▶ [ФРАГМЕНТЫ ЗАПИСЕЙ]
* * * * * * * * *

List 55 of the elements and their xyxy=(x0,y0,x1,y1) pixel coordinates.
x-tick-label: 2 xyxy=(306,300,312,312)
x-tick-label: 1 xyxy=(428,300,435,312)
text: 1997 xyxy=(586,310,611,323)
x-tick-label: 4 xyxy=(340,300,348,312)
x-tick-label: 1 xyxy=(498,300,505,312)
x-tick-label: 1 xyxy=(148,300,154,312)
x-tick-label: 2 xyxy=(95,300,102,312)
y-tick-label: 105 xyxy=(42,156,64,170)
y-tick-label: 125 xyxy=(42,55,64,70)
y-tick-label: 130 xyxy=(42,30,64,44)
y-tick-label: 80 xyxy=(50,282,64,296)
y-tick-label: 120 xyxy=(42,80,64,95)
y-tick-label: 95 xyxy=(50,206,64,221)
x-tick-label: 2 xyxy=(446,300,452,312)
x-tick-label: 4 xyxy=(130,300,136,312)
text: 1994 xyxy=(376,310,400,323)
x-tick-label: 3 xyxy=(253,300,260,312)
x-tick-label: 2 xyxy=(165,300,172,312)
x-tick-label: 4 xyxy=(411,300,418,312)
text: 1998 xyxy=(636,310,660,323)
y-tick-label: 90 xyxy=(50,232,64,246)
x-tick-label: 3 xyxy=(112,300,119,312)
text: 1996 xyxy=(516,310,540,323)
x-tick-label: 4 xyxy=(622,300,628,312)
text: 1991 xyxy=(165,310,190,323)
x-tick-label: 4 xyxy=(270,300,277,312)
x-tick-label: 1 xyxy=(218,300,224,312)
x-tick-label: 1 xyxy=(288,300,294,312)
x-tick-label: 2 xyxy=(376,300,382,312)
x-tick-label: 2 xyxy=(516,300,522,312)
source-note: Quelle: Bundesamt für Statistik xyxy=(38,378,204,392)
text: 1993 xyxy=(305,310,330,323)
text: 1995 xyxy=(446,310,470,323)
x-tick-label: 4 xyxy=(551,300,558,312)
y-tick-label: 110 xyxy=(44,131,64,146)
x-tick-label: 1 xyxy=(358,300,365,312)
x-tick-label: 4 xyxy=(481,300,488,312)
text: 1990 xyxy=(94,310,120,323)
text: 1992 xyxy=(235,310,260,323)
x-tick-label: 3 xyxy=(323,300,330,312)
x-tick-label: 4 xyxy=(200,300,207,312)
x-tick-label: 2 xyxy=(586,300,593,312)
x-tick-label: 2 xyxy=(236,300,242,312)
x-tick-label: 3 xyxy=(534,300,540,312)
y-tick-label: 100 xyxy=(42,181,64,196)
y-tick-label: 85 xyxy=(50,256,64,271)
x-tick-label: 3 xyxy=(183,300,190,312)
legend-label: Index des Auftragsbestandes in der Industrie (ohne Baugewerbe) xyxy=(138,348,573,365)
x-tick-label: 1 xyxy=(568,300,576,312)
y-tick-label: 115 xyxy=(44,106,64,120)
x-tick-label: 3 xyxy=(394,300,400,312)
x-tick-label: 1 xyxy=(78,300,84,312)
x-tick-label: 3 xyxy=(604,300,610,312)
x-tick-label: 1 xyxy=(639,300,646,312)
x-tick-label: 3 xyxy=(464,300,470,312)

* * * * * * * * *

▶ [ТРЕБОВАНИЯ К ЗАДАНИЮ] Воспроизведите без изменений строки записей, начиная с самой первой и заканчивая строкой, в которой стоит «text: 1994 xyxy=(376,310,400,323)», включая ее.

▶ [РЕЗУЛЬТАТ ВЫПОЛНЕНИЯ]
List 55 of the elements and their xyxy=(x0,y0,x1,y1) pixel coordinates.
x-tick-label: 2 xyxy=(306,300,312,312)
x-tick-label: 1 xyxy=(428,300,435,312)
text: 1997 xyxy=(586,310,611,323)
x-tick-label: 4 xyxy=(340,300,348,312)
x-tick-label: 1 xyxy=(498,300,505,312)
x-tick-label: 1 xyxy=(148,300,154,312)
x-tick-label: 2 xyxy=(95,300,102,312)
y-tick-label: 105 xyxy=(42,156,64,170)
y-tick-label: 125 xyxy=(42,55,64,70)
y-tick-label: 130 xyxy=(42,30,64,44)
y-tick-label: 80 xyxy=(50,282,64,296)
y-tick-label: 120 xyxy=(42,80,64,95)
y-tick-label: 95 xyxy=(50,206,64,221)
x-tick-label: 2 xyxy=(446,300,452,312)
x-tick-label: 4 xyxy=(130,300,136,312)
text: 1994 xyxy=(376,310,400,323)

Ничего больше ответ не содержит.